→ **Aim of the exercise**
Could you copy word for word the part of the data below that starts with the line containing "169, 211, 172]" and ends with the line containing "174, 230, 178]", including both of those lines and nothing else?
--- begin ---
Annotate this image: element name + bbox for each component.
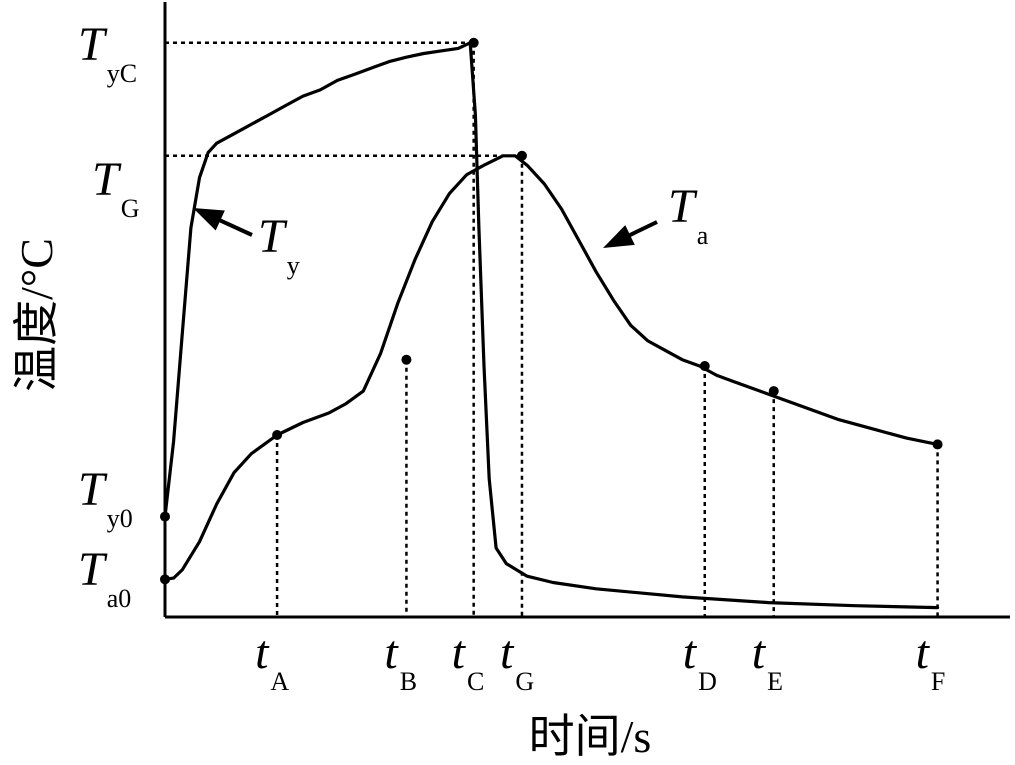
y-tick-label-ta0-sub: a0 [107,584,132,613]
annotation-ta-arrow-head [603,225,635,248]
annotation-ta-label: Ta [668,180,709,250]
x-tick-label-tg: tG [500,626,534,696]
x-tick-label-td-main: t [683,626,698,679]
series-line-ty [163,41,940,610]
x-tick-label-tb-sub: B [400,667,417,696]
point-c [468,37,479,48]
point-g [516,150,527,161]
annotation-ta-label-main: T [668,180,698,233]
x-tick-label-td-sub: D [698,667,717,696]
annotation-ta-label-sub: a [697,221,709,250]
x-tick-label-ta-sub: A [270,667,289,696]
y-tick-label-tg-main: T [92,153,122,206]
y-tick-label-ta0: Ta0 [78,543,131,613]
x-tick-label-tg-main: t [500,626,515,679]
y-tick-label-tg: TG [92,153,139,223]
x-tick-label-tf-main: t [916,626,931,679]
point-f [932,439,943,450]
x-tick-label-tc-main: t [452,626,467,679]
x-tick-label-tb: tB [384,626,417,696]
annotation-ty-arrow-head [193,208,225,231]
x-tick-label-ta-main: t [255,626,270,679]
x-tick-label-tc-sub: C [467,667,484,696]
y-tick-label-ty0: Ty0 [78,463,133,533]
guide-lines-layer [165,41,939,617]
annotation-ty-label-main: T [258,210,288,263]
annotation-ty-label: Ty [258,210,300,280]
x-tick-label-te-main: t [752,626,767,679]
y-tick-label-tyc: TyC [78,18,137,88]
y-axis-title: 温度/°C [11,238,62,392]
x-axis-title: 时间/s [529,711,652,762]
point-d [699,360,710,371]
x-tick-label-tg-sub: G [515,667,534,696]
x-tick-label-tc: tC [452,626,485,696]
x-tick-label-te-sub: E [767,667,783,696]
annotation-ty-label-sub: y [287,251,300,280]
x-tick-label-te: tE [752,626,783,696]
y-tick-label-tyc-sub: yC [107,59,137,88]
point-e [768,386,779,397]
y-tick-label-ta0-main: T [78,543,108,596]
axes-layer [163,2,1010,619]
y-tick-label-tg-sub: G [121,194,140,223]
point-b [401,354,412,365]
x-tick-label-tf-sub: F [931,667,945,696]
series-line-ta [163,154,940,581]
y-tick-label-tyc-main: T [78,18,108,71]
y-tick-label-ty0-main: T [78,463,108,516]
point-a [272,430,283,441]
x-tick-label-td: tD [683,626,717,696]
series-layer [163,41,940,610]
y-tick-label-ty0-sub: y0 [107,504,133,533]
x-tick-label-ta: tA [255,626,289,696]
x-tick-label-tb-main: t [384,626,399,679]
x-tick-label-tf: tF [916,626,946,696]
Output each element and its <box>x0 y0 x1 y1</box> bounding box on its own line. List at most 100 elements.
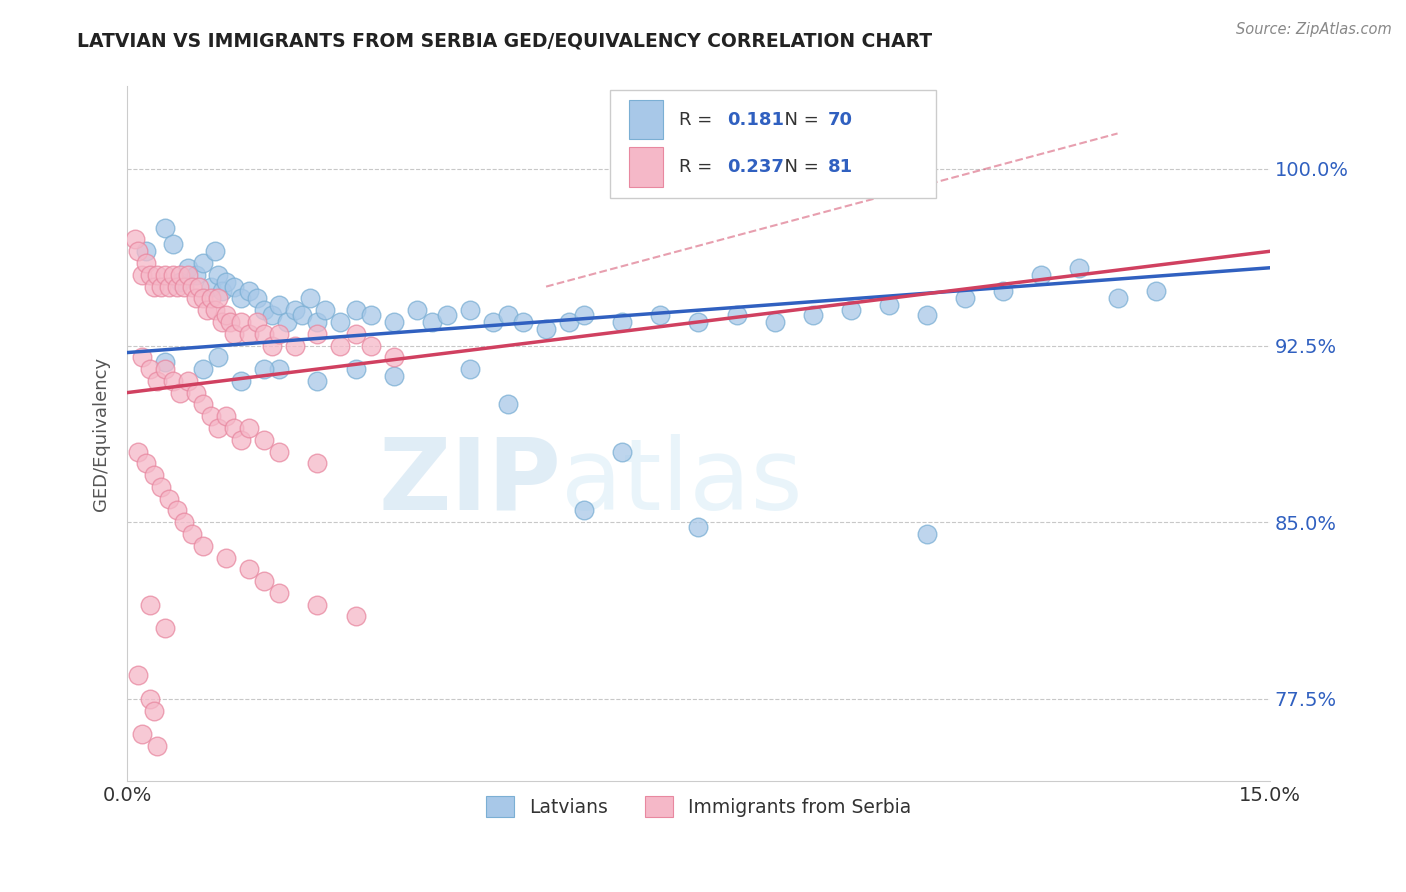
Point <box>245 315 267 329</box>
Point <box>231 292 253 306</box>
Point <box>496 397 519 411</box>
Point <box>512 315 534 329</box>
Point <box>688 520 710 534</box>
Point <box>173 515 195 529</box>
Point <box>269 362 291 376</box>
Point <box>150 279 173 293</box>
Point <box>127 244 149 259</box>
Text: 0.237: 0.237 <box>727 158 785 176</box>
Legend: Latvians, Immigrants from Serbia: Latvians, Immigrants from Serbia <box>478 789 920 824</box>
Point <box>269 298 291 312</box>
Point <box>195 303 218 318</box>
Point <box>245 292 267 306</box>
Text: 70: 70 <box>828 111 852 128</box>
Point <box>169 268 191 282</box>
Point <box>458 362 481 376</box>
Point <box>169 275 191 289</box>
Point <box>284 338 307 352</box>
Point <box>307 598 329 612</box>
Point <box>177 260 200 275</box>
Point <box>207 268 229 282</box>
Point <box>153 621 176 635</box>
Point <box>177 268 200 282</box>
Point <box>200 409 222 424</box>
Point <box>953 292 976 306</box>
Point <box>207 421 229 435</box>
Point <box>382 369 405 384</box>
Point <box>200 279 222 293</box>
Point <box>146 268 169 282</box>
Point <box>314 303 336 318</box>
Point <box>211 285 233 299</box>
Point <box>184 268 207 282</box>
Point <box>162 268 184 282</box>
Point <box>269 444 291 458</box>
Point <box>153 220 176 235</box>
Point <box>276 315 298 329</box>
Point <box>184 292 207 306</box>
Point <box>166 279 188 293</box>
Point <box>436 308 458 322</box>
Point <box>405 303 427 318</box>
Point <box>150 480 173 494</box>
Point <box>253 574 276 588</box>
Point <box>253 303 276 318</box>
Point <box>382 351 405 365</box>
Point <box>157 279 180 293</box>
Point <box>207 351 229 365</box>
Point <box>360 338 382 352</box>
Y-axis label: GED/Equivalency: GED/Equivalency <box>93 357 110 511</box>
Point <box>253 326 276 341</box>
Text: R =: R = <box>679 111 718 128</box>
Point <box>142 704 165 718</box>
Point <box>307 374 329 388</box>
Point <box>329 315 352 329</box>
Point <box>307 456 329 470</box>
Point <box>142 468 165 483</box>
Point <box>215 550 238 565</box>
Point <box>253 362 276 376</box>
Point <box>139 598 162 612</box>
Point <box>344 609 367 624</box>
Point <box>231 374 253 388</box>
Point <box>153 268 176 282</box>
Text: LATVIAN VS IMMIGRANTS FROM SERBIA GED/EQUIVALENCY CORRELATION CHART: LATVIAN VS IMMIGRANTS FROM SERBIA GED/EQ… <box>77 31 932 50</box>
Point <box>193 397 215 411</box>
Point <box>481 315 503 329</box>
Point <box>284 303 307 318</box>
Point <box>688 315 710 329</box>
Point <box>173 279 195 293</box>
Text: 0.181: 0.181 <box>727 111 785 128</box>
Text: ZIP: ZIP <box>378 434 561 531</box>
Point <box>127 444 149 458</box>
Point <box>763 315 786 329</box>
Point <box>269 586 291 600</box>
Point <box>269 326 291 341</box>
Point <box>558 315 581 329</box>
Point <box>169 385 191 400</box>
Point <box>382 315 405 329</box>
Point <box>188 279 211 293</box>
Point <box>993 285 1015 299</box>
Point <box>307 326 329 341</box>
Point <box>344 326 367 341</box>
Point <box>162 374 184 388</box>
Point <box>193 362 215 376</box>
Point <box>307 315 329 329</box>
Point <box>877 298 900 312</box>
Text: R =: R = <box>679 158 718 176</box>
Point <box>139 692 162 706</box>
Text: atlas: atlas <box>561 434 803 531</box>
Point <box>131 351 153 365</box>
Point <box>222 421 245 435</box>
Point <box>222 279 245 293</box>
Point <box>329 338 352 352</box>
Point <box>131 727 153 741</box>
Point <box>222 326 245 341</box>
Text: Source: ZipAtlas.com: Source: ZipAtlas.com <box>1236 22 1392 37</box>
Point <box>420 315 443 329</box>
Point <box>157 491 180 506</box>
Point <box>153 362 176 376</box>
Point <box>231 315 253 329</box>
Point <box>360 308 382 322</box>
--- end ---
--- begin ---
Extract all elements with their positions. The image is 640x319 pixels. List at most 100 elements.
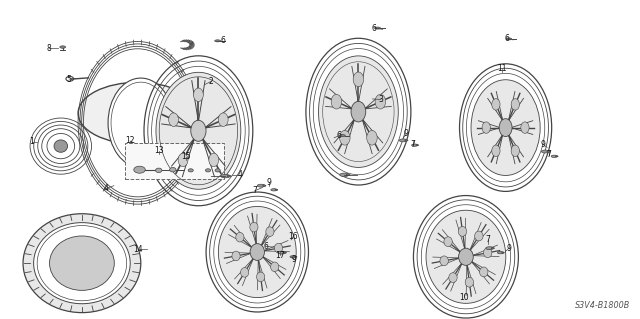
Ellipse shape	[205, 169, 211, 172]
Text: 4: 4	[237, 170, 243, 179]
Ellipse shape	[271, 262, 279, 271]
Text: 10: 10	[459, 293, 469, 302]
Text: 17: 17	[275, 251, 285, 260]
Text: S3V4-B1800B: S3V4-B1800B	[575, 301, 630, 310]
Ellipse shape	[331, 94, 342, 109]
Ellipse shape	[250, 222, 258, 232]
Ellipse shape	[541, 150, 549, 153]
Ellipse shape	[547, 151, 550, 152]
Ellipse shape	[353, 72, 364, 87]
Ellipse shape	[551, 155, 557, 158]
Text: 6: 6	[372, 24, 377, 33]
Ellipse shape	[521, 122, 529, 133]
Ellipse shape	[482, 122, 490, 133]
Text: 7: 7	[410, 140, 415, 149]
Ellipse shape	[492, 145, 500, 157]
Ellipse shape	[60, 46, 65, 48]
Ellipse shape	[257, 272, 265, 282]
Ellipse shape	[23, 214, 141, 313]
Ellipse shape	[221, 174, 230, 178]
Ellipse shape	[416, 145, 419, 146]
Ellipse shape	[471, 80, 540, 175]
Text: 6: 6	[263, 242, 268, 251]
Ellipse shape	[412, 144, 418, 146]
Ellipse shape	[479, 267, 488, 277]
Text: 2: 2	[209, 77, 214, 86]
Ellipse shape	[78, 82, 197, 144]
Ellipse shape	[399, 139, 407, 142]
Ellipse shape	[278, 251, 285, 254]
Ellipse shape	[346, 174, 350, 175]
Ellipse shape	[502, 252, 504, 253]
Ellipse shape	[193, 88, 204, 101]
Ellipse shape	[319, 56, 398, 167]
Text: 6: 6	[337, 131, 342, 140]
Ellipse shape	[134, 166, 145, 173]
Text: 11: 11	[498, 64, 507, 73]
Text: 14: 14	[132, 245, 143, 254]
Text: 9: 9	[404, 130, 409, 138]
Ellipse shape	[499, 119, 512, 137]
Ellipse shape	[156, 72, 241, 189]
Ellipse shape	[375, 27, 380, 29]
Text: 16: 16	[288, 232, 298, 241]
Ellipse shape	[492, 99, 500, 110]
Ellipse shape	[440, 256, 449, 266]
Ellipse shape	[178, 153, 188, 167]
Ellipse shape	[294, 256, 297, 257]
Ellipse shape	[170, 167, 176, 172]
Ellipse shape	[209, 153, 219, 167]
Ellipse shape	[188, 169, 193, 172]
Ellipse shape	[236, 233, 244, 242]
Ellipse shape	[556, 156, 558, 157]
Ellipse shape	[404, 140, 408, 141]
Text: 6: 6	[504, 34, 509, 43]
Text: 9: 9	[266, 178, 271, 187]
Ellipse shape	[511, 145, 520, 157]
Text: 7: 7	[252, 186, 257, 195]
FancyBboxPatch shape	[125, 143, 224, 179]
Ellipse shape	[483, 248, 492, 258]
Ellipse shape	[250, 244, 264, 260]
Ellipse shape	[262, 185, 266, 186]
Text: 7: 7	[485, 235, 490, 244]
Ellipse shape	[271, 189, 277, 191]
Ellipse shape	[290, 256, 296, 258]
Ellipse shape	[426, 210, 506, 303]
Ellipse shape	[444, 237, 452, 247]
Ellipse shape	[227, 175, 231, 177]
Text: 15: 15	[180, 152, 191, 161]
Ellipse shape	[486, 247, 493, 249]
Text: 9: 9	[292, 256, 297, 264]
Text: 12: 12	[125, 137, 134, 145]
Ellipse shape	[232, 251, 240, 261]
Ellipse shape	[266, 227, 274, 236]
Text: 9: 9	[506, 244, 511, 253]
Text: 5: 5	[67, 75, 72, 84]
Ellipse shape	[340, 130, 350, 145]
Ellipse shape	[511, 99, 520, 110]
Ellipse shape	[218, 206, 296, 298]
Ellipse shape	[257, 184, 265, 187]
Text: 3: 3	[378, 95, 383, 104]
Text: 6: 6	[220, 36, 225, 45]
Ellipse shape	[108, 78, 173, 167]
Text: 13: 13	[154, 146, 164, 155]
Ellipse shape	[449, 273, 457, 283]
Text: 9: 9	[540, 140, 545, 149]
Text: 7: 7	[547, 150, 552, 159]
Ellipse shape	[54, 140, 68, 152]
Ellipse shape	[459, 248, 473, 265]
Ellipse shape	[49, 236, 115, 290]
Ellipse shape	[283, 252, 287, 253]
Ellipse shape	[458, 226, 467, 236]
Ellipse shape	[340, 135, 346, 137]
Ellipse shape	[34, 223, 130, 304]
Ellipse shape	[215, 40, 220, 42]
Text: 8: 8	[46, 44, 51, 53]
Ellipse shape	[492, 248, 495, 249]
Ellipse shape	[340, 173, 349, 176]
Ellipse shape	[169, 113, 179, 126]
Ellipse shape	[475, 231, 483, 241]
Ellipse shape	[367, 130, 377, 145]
--- end ---
→ **Full response**
Ellipse shape	[205, 169, 211, 172]
Text: 4: 4	[237, 170, 243, 179]
Ellipse shape	[271, 262, 279, 271]
Text: 10: 10	[459, 293, 469, 302]
Text: 17: 17	[275, 251, 285, 260]
Text: S3V4-B1800B: S3V4-B1800B	[575, 301, 630, 310]
Ellipse shape	[331, 94, 342, 109]
Ellipse shape	[250, 222, 258, 232]
Ellipse shape	[541, 150, 549, 153]
Ellipse shape	[547, 151, 550, 152]
Ellipse shape	[353, 72, 364, 87]
Ellipse shape	[551, 155, 557, 158]
Text: 6: 6	[372, 24, 377, 33]
Ellipse shape	[521, 122, 529, 133]
Ellipse shape	[482, 122, 490, 133]
Text: 7: 7	[410, 140, 415, 149]
Ellipse shape	[492, 145, 500, 157]
Ellipse shape	[60, 46, 65, 48]
Ellipse shape	[257, 272, 265, 282]
Ellipse shape	[23, 214, 141, 313]
Ellipse shape	[221, 174, 230, 178]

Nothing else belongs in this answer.